### STATED TASK
Print the listing below exactly.

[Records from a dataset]
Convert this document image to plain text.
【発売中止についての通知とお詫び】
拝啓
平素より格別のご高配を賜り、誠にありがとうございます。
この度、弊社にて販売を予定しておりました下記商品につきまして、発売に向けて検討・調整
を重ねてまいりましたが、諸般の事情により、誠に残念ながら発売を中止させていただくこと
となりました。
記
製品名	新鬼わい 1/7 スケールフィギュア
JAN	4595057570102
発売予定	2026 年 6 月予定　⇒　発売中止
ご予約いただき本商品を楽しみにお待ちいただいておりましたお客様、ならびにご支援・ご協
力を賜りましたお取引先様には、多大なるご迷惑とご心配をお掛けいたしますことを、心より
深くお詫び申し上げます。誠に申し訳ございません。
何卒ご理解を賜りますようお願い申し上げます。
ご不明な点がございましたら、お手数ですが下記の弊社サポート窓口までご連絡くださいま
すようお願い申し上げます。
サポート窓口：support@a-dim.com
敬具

### ANSWER FOR THIS EXERCISE
Convert this document image to plain text.
【発売中止についての通知とお詫び】
拝啓
平素より格別のご高配を賜り、誠にありがとうございます。
この度、弊社にて販売を予定しておりました下記商品につきまして、発売に向けて検討・調整
を重ねてまいりましたが、諸般の事情により、誠に残念ながら発売を中止させていただくこと
となりました。
記
製品名	新鬼わい 1/7 スケールフィギュア
JAN	4595057570102
発売予定	2026 年 6 月予定　⇒　発売中止
ご予約いただき本商品を楽しみにお待ちいただいておりましたお客様、ならびにご支援・ご協
力を賜りましたお取引先様には、多大なるご迷惑とご心配をお掛けいたしますことを、心より
深くお詫び申し上げます。誠に申し訳ございません。
何卒ご理解を賜りますようお願い申し上げます。
ご不明な点がございましたら、お手数ですが下記の弊社サポート窓口までご連絡くださいま
すようお願い申し上げます。
サポート窓口：support@a-dim.com
敬具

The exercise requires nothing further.